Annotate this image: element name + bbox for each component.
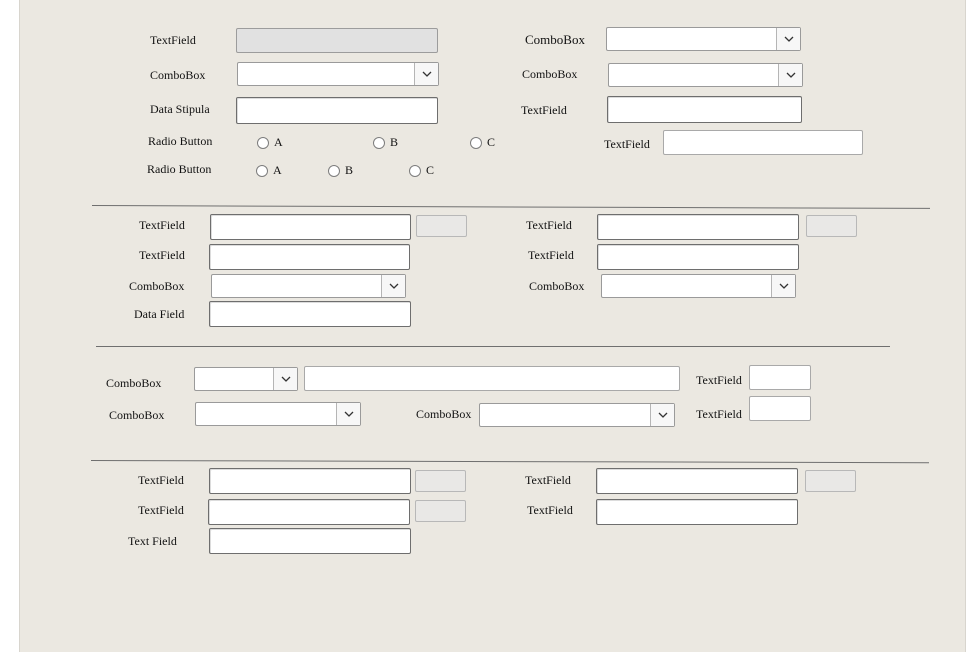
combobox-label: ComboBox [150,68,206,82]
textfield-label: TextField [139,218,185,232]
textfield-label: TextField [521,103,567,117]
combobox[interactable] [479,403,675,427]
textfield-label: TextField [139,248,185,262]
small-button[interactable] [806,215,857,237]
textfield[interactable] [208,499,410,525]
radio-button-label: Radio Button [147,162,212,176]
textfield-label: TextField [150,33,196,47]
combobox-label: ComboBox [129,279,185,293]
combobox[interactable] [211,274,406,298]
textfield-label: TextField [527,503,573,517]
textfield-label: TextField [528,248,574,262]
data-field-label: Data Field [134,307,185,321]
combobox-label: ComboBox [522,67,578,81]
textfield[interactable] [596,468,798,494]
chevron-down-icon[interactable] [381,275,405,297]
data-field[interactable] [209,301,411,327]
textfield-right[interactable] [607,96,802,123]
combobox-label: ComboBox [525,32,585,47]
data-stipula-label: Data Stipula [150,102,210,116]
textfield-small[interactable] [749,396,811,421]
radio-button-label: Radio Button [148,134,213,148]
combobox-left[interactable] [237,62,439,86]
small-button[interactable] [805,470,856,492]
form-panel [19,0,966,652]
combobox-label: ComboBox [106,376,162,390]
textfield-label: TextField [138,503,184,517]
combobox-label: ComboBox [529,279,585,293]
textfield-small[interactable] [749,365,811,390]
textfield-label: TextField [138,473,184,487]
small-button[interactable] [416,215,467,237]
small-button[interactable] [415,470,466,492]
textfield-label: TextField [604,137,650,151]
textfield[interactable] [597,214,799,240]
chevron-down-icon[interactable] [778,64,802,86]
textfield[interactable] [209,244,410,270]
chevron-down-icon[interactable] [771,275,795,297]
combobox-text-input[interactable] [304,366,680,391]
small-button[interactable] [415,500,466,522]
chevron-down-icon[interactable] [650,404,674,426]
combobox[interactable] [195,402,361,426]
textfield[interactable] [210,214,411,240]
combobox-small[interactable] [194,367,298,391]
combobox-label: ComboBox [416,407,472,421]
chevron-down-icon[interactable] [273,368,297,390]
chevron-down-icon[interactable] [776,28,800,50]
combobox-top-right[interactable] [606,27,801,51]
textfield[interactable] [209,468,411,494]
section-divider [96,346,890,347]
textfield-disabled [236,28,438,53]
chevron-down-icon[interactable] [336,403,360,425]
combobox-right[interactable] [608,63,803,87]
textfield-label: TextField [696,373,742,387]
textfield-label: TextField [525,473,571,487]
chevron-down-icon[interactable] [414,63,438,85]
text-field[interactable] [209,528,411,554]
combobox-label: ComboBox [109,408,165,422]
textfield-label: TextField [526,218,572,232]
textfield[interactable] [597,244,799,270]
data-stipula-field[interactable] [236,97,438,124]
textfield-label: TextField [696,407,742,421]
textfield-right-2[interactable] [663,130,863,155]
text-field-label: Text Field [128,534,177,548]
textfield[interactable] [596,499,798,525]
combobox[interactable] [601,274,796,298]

-------------------------

**SET TASK:**
Return every line of the entries above verbatim, leaving out the picture.

**COMPLETE OUTPUT:**
Annotate this image: element name + bbox for each component.
combobox-label: ComboBox [150,68,206,82]
textfield-label: TextField [139,218,185,232]
textfield-label: TextField [521,103,567,117]
combobox[interactable] [479,403,675,427]
textfield-label: TextField [139,248,185,262]
small-button[interactable] [806,215,857,237]
textfield[interactable] [208,499,410,525]
radio-button-label: Radio Button [147,162,212,176]
textfield-label: TextField [150,33,196,47]
combobox-label: ComboBox [129,279,185,293]
combobox[interactable] [211,274,406,298]
textfield-label: TextField [527,503,573,517]
textfield-label: TextField [528,248,574,262]
data-field-label: Data Field [134,307,185,321]
combobox-label: ComboBox [522,67,578,81]
textfield[interactable] [596,468,798,494]
chevron-down-icon[interactable] [381,275,405,297]
data-field[interactable] [209,301,411,327]
textfield-right[interactable] [607,96,802,123]
combobox-label: ComboBox [525,32,585,47]
data-stipula-label: Data Stipula [150,102,210,116]
textfield-small[interactable] [749,396,811,421]
radio-button-label: Radio Button [148,134,213,148]
combobox-left[interactable] [237,62,439,86]
small-button[interactable] [805,470,856,492]
form-panel [19,0,966,652]
combobox-label: ComboBox [106,376,162,390]
textfield-label: TextField [138,503,184,517]
combobox-label: ComboBox [529,279,585,293]
textfield-small[interactable] [749,365,811,390]
textfield-label: TextField [138,473,184,487]
small-button[interactable] [416,215,467,237]
small-button[interactable] [415,470,466,492]
textfield-label: TextField [604,137,650,151]
textfield[interactable] [597,214,799,240]
chevron-down-icon[interactable] [778,64,802,86]
textfield[interactable] [209,244,410,270]
chevron-down-icon[interactable] [771,275,795,297]
combobox-text-input[interactable] [304,366,680,391]
small-button[interactable] [415,500,466,522]
chevron-down-icon[interactable] [650,404,674,426]
combobox[interactable] [195,402,361,426]
textfield[interactable] [210,214,411,240]
combobox-small[interactable] [194,367,298,391]
combobox-label: ComboBox [416,407,472,421]
chevron-down-icon[interactable] [273,368,297,390]
chevron-down-icon[interactable] [776,28,800,50]
combobox-top-right[interactable] [606,27,801,51]
textfield[interactable] [209,468,411,494]
section-divider [96,346,890,347]
textfield-disabled [236,28,438,53]
chevron-down-icon[interactable] [336,403,360,425]
combobox-right[interactable] [608,63,803,87]
textfield-label: TextField [696,373,742,387]
textfield-label: TextField [525,473,571,487]
chevron-down-icon[interactable] [414,63,438,85]
text-field[interactable] [209,528,411,554]
combobox-label: ComboBox [109,408,165,422]
textfield-label: TextField [526,218,572,232]
textfield[interactable] [597,244,799,270]
data-stipula-field[interactable] [236,97,438,124]
textfield-label: TextField [696,407,742,421]
textfield-right-2[interactable] [663,130,863,155]
text-field-label: Text Field [128,534,177,548]
textfield[interactable] [596,499,798,525]
combobox[interactable] [601,274,796,298]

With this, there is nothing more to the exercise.